[WRITTEN REQUEST] Restate the records below word for word, and omit the images they hold.

[MATERIAL]
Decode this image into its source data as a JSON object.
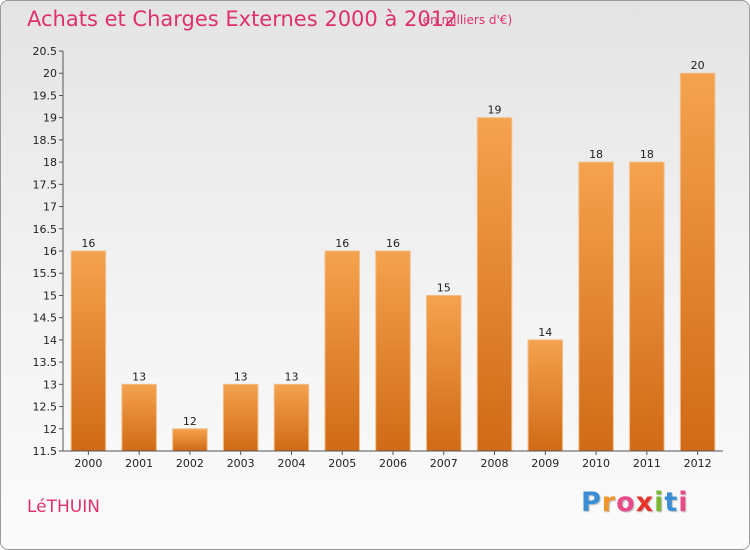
{
  "title": "Achats et Charges Externes 2000 à 2012",
  "subtitle": "(en milliers d'€)",
  "commune": "LéTHUIN",
  "logo": {
    "letters": [
      "P",
      "r",
      "o",
      "x",
      "i",
      "t",
      "i"
    ],
    "colors": [
      "#3a8fd4",
      "#f0962d",
      "#e84a8a",
      "#e8332a",
      "#7ab833",
      "#3a8fd4",
      "#e84a8a"
    ]
  },
  "colors": {
    "bar_top": "#f5a24e",
    "bar_bottom": "#d06a16",
    "text_accent": "#e0306c"
  },
  "chart_data": {
    "type": "bar",
    "title": "Achats et Charges Externes 2000 à 2012",
    "categories": [
      "2000",
      "2001",
      "2002",
      "2003",
      "2004",
      "2005",
      "2006",
      "2007",
      "2008",
      "2009",
      "2010",
      "2011",
      "2012"
    ],
    "values": [
      16,
      13,
      12,
      13,
      13,
      16,
      16,
      15,
      19,
      14,
      18,
      18,
      20
    ],
    "ylim": [
      11.5,
      20.5
    ],
    "yticks": [
      "11.5",
      "12",
      "12.5",
      "13",
      "13.5",
      "14",
      "14.5",
      "15",
      "15.5",
      "16",
      "16.5",
      "17",
      "17.5",
      "18",
      "18.5",
      "19",
      "19.5",
      "20",
      "20.5"
    ],
    "xlabel": "",
    "ylabel": "",
    "grid": false,
    "legend": "none"
  }
}
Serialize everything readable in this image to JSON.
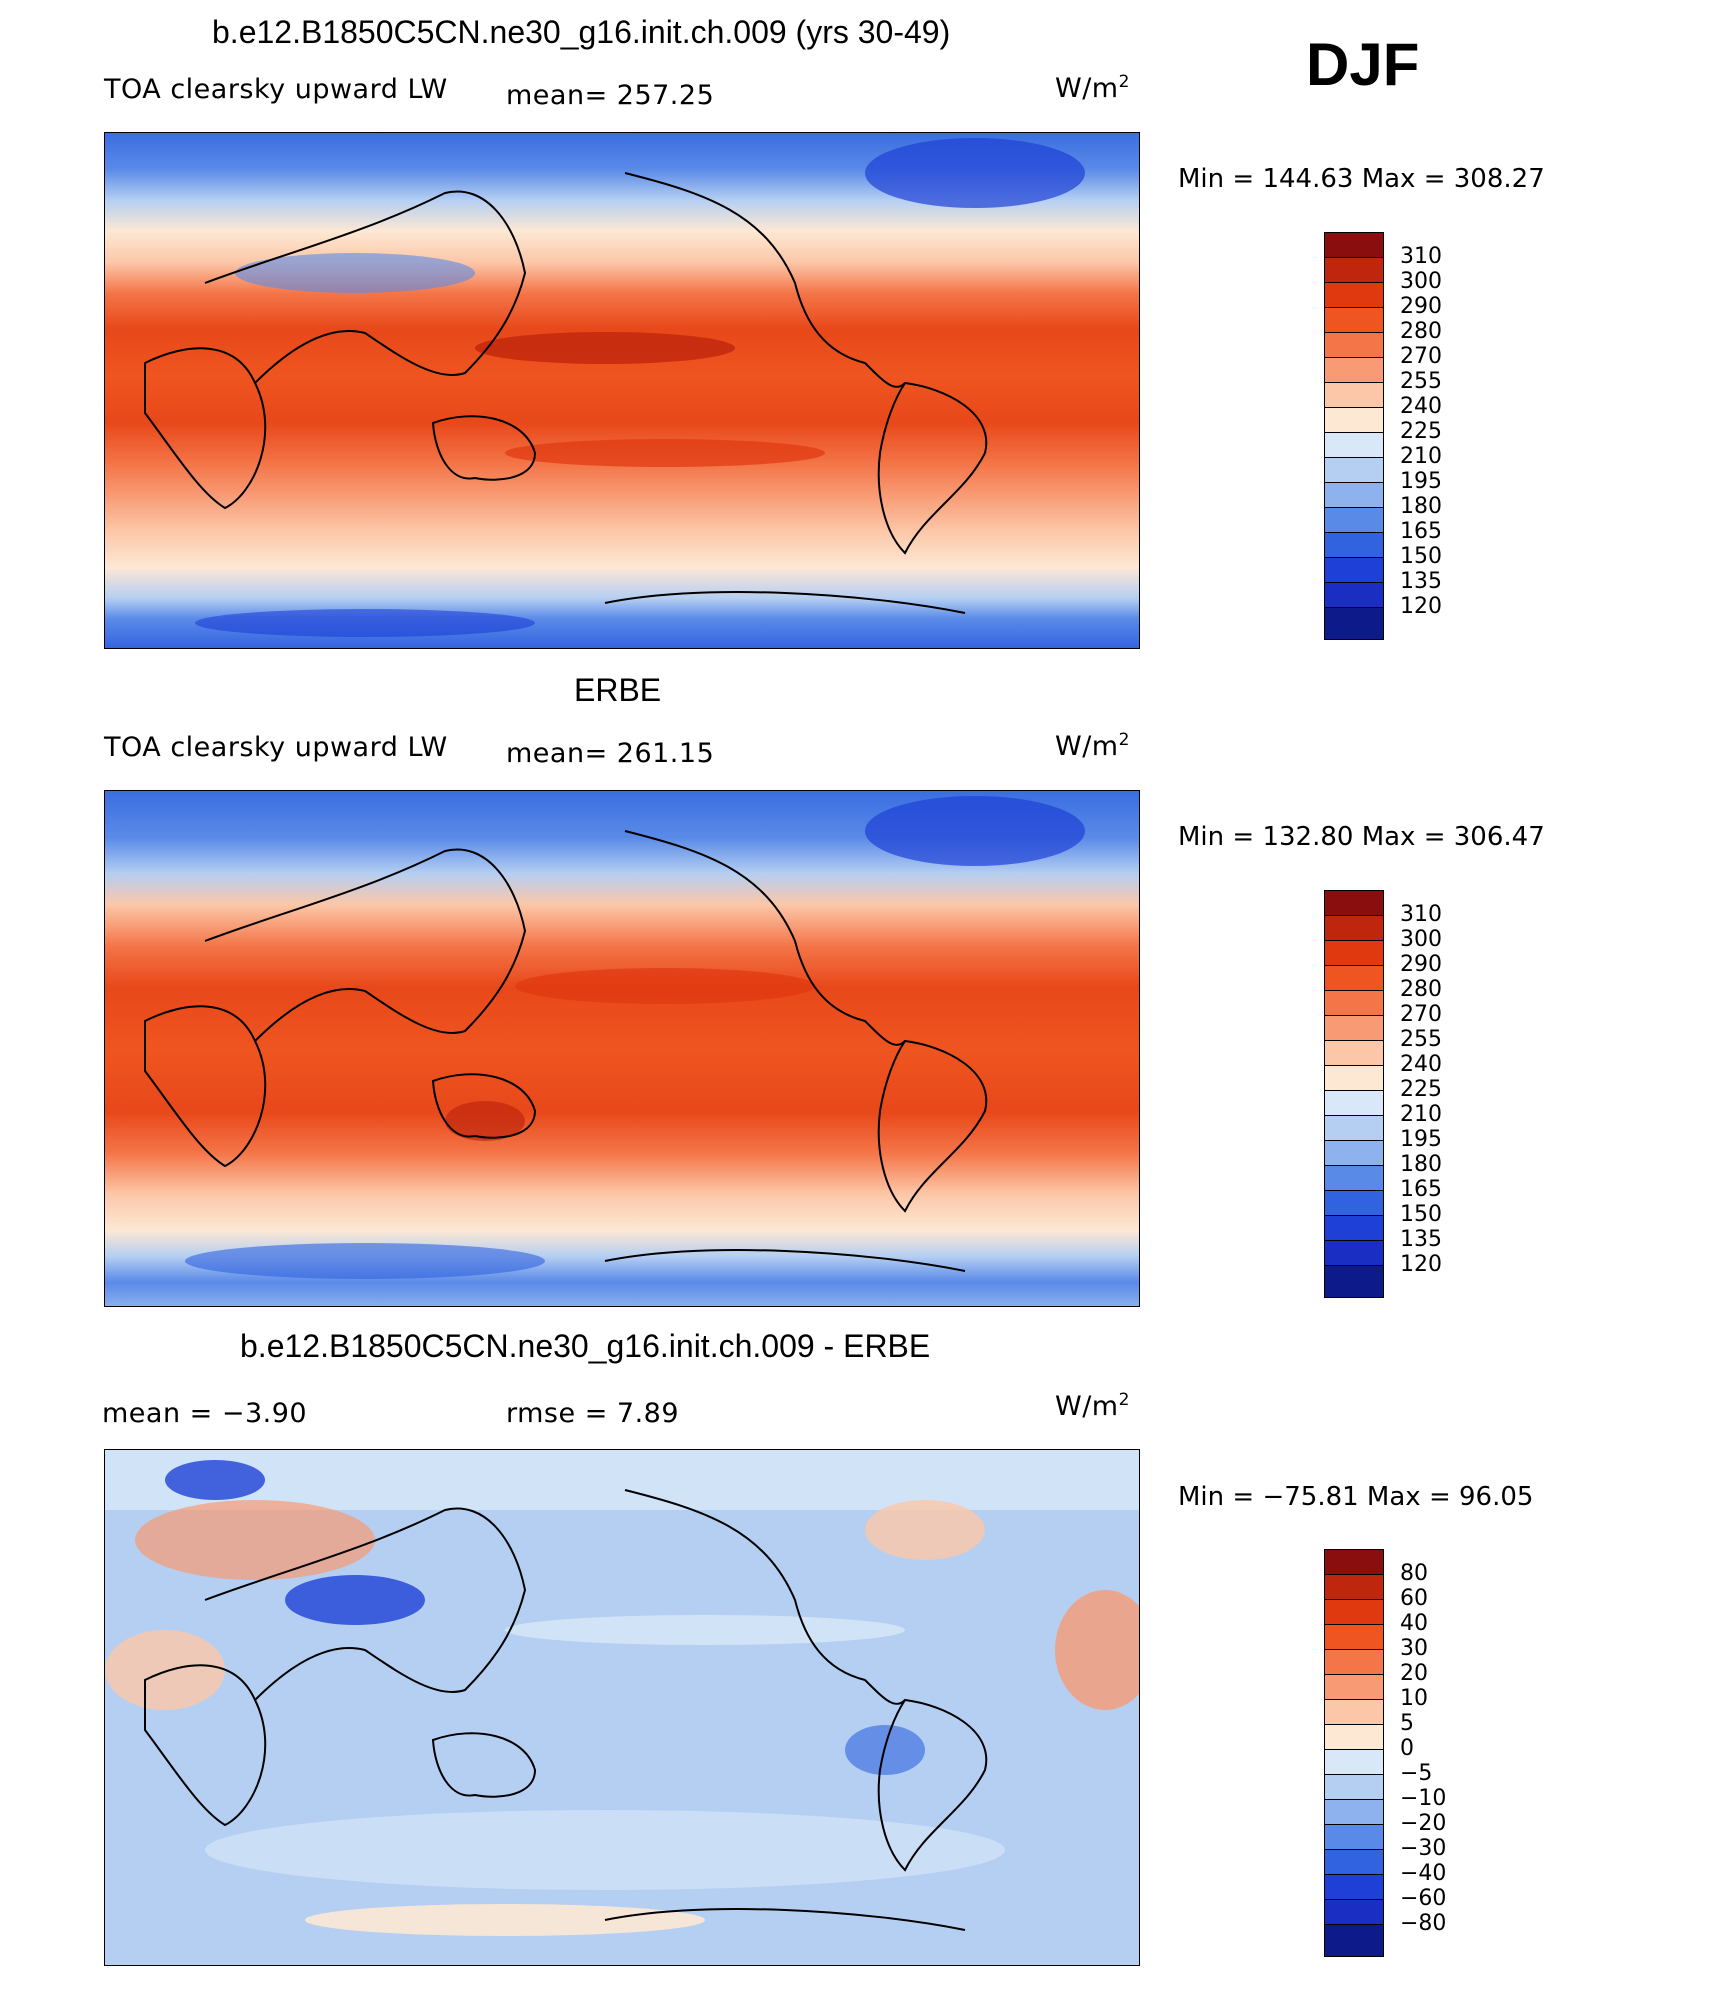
{
  "season": "DJF",
  "panels": [
    {
      "title": "b.e12.B1850C5CN.ne30_g16.init.ch.009 (yrs 30-49)",
      "variable": "TOA clearsky upward LW",
      "stat_text": "mean=  257.25",
      "units": "W/m",
      "units_sup": "2",
      "minmax": "Min  =  144.63  Max  =  308.27",
      "colorbar_labels": [
        "310",
        "300",
        "290",
        "280",
        "270",
        "255",
        "240",
        "225",
        "210",
        "195",
        "180",
        "165",
        "150",
        "135",
        "120"
      ],
      "colorbar_colors": [
        "#8b0e0e",
        "#c0260d",
        "#e0380f",
        "#ef5520",
        "#f47548",
        "#f89a74",
        "#fcc7a8",
        "#fde8d4",
        "#d8e8f8",
        "#b5cff2",
        "#8eb2ee",
        "#5a8ae8",
        "#3162e0",
        "#1e40d6",
        "#1a2ec4",
        "#0c1a8a"
      ]
    },
    {
      "title": "ERBE",
      "variable": "TOA clearsky upward LW",
      "stat_text": "mean=  261.15",
      "units": "W/m",
      "units_sup": "2",
      "minmax": "Min  =  132.80  Max  =  306.47",
      "colorbar_labels": [
        "310",
        "300",
        "290",
        "280",
        "270",
        "255",
        "240",
        "225",
        "210",
        "195",
        "180",
        "165",
        "150",
        "135",
        "120"
      ],
      "colorbar_colors": [
        "#8b0e0e",
        "#c0260d",
        "#e0380f",
        "#ef5520",
        "#f47548",
        "#f89a74",
        "#fcc7a8",
        "#fde8d4",
        "#d8e8f8",
        "#b5cff2",
        "#8eb2ee",
        "#5a8ae8",
        "#3162e0",
        "#1e40d6",
        "#1a2ec4",
        "#0c1a8a"
      ]
    },
    {
      "title": "b.e12.B1850C5CN.ne30_g16.init.ch.009 - ERBE",
      "stat_text": "mean =    −3.90",
      "rmse_text": "rmse =     7.89",
      "units": "W/m",
      "units_sup": "2",
      "minmax": "Min  =  −75.81  Max  =    96.05",
      "colorbar_labels": [
        "80",
        "60",
        "40",
        "30",
        "20",
        "10",
        "5",
        "0",
        "−5",
        "−10",
        "−20",
        "−30",
        "−40",
        "−60",
        "−80"
      ],
      "colorbar_colors": [
        "#8b0e0e",
        "#c0260d",
        "#e0380f",
        "#ef5520",
        "#f47548",
        "#f89a74",
        "#fcc7a8",
        "#fde8d4",
        "#d8e8f8",
        "#b5cff2",
        "#8eb2ee",
        "#5a8ae8",
        "#3162e0",
        "#1e40d6",
        "#1a2ec4",
        "#0c1a8a"
      ]
    }
  ]
}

[WRITTEN REPLY]
Decode this image into its source data as a JSON object.
{
  "title": "Achats et Charges Externes 2000 à 2012",
  "subtitle": "(en milliers d'€)",
  "commune": "LéTHUIN",
  "logo": {
    "letters": [
      "P",
      "r",
      "o",
      "x",
      "i",
      "t",
      "i"
    ],
    "colors": [
      "#3a8fd4",
      "#f0962d",
      "#e84a8a",
      "#e8332a",
      "#7ab833",
      "#3a8fd4",
      "#e84a8a"
    ]
  },
  "colors": {
    "bar_top": "#f5a24e",
    "bar_bottom": "#d06a16",
    "text_accent": "#e0306c"
  },
  "chart_data": {
    "type": "bar",
    "title": "Achats et Charges Externes 2000 à 2012",
    "categories": [
      "2000",
      "2001",
      "2002",
      "2003",
      "2004",
      "2005",
      "2006",
      "2007",
      "2008",
      "2009",
      "2010",
      "2011",
      "2012"
    ],
    "values": [
      16,
      13,
      12,
      13,
      13,
      16,
      16,
      15,
      19,
      14,
      18,
      18,
      20
    ],
    "ylim": [
      11.5,
      20.5
    ],
    "yticks": [
      "11.5",
      "12",
      "12.5",
      "13",
      "13.5",
      "14",
      "14.5",
      "15",
      "15.5",
      "16",
      "16.5",
      "17",
      "17.5",
      "18",
      "18.5",
      "19",
      "19.5",
      "20",
      "20.5"
    ],
    "xlabel": "",
    "ylabel": "",
    "grid": false,
    "legend": "none"
  }
}
Serialize everything readable in this image to JSON.
{
  "season": "DJF",
  "panels": [
    {
      "title": "b.e12.B1850C5CN.ne30_g16.init.ch.009 (yrs 30-49)",
      "variable": "TOA clearsky upward LW",
      "stat_text": "mean=  257.25",
      "units": "W/m",
      "units_sup": "2",
      "minmax": "Min  =  144.63  Max  =  308.27",
      "colorbar_labels": [
        "310",
        "300",
        "290",
        "280",
        "270",
        "255",
        "240",
        "225",
        "210",
        "195",
        "180",
        "165",
        "150",
        "135",
        "120"
      ],
      "colorbar_colors": [
        "#8b0e0e",
        "#c0260d",
        "#e0380f",
        "#ef5520",
        "#f47548",
        "#f89a74",
        "#fcc7a8",
        "#fde8d4",
        "#d8e8f8",
        "#b5cff2",
        "#8eb2ee",
        "#5a8ae8",
        "#3162e0",
        "#1e40d6",
        "#1a2ec4",
        "#0c1a8a"
      ]
    },
    {
      "title": "ERBE",
      "variable": "TOA clearsky upward LW",
      "stat_text": "mean=  261.15",
      "units": "W/m",
      "units_sup": "2",
      "minmax": "Min  =  132.80  Max  =  306.47",
      "colorbar_labels": [
        "310",
        "300",
        "290",
        "280",
        "270",
        "255",
        "240",
        "225",
        "210",
        "195",
        "180",
        "165",
        "150",
        "135",
        "120"
      ],
      "colorbar_colors": [
        "#8b0e0e",
        "#c0260d",
        "#e0380f",
        "#ef5520",
        "#f47548",
        "#f89a74",
        "#fcc7a8",
        "#fde8d4",
        "#d8e8f8",
        "#b5cff2",
        "#8eb2ee",
        "#5a8ae8",
        "#3162e0",
        "#1e40d6",
        "#1a2ec4",
        "#0c1a8a"
      ]
    },
    {
      "title": "b.e12.B1850C5CN.ne30_g16.init.ch.009 - ERBE",
      "stat_text": "mean =    −3.90",
      "rmse_text": "rmse =     7.89",
      "units": "W/m",
      "units_sup": "2",
      "minmax": "Min  =  −75.81  Max  =    96.05",
      "colorbar_labels": [
        "80",
        "60",
        "40",
        "30",
        "20",
        "10",
        "5",
        "0",
        "−5",
        "−10",
        "−20",
        "−30",
        "−40",
        "−60",
        "−80"
      ],
      "colorbar_colors": [
        "#8b0e0e",
        "#c0260d",
        "#e0380f",
        "#ef5520",
        "#f47548",
        "#f89a74",
        "#fcc7a8",
        "#fde8d4",
        "#d8e8f8",
        "#b5cff2",
        "#8eb2ee",
        "#5a8ae8",
        "#3162e0",
        "#1e40d6",
        "#1a2ec4",
        "#0c1a8a"
      ]
    }
  ]
}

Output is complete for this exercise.